DO THIS:
Locate and copy each line in the data that contains the word "werden".

----------------

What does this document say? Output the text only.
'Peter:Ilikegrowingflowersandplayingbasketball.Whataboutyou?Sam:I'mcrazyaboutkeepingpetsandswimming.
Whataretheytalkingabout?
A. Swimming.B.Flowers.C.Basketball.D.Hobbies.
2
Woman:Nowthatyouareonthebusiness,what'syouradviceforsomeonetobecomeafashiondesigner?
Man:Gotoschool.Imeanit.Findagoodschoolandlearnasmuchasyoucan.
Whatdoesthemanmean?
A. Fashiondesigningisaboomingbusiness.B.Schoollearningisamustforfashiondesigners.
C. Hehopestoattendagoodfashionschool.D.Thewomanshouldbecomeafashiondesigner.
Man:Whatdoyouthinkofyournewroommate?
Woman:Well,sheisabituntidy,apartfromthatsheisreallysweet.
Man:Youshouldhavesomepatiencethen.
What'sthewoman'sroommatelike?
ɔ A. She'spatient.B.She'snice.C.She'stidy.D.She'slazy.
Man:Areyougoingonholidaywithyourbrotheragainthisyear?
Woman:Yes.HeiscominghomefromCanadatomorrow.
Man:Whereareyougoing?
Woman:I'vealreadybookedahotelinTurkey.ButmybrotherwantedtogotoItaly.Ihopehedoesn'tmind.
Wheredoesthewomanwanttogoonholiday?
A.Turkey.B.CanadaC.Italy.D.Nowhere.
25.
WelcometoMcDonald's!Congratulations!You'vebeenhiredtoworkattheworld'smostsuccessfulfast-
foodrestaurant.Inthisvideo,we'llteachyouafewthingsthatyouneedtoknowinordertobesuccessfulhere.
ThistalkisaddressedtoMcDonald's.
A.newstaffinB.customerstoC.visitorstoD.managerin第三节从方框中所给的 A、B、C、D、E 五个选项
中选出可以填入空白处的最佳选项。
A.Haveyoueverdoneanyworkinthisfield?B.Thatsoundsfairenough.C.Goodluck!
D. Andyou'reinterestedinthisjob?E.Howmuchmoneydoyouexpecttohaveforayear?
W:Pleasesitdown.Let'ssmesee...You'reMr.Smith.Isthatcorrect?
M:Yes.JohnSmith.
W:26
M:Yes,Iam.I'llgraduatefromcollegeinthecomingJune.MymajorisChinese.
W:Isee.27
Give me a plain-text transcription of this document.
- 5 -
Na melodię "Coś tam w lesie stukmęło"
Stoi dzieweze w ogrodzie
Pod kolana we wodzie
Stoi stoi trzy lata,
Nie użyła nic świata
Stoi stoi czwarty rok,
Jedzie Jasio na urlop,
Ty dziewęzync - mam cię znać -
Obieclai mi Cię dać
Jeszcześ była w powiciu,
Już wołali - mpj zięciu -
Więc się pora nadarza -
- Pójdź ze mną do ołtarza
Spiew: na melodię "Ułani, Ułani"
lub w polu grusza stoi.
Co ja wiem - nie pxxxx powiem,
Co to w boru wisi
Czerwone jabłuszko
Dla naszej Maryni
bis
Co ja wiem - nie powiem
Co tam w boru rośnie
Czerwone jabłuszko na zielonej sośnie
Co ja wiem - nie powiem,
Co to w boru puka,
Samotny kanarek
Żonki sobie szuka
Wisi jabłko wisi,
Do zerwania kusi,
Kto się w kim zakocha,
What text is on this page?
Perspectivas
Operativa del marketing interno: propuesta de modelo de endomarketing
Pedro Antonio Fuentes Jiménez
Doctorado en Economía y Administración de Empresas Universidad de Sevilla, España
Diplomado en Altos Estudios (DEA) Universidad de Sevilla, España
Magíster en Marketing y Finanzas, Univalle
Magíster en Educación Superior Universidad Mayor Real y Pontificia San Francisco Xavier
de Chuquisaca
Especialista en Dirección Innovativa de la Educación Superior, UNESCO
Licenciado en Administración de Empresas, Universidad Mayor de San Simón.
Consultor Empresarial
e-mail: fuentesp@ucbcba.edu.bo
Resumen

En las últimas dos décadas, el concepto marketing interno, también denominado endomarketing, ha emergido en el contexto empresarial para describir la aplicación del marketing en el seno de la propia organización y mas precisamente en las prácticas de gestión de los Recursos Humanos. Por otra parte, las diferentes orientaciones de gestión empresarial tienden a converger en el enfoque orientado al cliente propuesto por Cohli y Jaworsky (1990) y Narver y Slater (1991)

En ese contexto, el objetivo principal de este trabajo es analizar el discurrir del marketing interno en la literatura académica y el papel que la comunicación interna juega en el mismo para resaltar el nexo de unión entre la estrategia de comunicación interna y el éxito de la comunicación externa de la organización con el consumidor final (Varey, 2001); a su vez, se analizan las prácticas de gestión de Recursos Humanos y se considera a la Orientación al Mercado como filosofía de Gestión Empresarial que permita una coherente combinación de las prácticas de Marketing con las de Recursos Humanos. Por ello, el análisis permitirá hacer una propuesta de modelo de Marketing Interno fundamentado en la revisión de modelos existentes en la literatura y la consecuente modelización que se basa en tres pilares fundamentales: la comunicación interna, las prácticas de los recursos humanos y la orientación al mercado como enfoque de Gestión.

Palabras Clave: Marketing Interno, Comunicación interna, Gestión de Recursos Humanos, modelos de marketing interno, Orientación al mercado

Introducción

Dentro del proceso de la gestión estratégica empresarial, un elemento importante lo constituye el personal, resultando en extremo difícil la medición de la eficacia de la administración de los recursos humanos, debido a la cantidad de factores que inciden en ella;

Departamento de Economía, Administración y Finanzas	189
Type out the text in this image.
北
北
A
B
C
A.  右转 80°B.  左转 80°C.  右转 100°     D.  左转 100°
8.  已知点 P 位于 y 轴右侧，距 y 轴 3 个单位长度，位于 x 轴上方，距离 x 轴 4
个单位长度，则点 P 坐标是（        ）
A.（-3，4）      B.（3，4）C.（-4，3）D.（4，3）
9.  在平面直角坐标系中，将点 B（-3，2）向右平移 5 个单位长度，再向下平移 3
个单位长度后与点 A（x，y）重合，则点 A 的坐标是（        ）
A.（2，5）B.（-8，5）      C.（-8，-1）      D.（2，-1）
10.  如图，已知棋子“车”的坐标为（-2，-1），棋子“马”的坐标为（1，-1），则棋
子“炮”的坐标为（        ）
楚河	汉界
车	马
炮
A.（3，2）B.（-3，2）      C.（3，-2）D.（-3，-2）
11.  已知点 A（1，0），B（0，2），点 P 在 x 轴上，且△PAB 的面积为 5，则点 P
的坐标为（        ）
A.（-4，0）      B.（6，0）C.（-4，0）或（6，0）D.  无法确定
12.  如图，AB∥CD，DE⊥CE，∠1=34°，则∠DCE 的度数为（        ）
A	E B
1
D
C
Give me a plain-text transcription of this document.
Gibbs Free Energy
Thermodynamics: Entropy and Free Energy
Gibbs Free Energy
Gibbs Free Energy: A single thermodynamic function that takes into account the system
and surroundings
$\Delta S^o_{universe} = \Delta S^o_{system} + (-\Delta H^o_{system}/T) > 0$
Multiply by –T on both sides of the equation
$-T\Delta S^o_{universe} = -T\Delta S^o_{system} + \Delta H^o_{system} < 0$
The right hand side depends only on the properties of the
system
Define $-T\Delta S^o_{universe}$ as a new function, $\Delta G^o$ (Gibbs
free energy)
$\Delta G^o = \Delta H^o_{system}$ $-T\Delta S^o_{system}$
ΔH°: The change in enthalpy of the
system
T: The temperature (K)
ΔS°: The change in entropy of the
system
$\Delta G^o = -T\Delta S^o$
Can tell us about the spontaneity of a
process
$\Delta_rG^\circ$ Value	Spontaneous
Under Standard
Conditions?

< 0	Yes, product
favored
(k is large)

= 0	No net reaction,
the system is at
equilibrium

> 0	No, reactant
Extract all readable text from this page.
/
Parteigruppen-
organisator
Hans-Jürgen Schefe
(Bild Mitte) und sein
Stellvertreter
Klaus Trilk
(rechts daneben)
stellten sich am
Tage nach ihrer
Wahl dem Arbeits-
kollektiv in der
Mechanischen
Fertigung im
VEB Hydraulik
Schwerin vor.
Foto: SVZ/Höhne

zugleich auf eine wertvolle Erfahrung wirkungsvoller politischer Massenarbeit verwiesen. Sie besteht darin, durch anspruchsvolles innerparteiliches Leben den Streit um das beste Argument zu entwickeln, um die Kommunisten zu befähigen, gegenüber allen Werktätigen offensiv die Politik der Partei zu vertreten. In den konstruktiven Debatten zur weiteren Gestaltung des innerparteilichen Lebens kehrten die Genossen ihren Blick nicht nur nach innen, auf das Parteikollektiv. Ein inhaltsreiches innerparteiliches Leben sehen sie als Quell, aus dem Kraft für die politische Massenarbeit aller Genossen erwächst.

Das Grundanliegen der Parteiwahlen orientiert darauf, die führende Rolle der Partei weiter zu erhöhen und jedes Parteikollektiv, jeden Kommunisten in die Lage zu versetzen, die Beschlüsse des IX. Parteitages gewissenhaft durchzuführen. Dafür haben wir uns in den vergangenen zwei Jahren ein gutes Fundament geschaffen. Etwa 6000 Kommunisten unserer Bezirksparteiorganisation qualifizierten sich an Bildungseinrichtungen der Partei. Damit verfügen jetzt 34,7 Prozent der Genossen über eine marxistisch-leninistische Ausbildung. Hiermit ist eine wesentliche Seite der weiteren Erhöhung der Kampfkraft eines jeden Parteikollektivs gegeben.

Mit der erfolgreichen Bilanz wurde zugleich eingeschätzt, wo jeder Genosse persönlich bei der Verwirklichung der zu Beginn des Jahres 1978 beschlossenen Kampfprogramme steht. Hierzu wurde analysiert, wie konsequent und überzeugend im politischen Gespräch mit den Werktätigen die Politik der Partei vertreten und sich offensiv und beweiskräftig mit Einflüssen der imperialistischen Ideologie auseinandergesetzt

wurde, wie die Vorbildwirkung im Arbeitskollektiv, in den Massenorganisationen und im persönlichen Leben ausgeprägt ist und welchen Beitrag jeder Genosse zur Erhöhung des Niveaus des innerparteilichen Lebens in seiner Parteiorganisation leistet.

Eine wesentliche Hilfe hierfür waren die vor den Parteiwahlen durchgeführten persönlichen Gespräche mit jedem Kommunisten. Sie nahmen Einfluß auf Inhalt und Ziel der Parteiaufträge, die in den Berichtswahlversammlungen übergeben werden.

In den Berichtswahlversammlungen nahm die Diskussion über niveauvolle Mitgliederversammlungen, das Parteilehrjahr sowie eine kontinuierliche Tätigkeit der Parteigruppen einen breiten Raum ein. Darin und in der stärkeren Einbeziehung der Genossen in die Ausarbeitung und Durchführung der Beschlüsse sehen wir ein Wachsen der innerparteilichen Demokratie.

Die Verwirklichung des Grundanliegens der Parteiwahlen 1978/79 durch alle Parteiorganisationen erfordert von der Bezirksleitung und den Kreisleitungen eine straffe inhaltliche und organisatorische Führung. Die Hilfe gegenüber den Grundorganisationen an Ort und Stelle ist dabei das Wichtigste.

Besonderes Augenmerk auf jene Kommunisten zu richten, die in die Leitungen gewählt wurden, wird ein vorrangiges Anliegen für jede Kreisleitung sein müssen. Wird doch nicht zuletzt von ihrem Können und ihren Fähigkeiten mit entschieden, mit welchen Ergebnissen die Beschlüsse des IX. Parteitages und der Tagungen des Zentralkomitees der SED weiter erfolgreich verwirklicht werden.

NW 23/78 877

----------------

FULL SOLUTION:
Eine wesentliche Hilfe hierfür waren die vor den Parteiwahlen durchgeführten persönlichen Gespräche mit jedem Kommunisten. Sie nahmen Einfluß auf Inhalt und Ziel der Parteiaufträge, die in den Berichtswahlversammlungen übergeben werden.
Besonderes Augenmerk auf jene Kommunisten zu richten, die in die Leitungen gewählt wurden, wird ein vorrangiges Anliegen für jede Kreisleitung sein müssen. Wird doch nicht zuletzt von ihrem Können und ihren Fähigkeiten mit entschieden, mit welchen Ergebnissen die Beschlüsse des IX. Parteitages und der Tagungen des Zentralkomitees der SED weiter erfolgreich verwirklicht werden.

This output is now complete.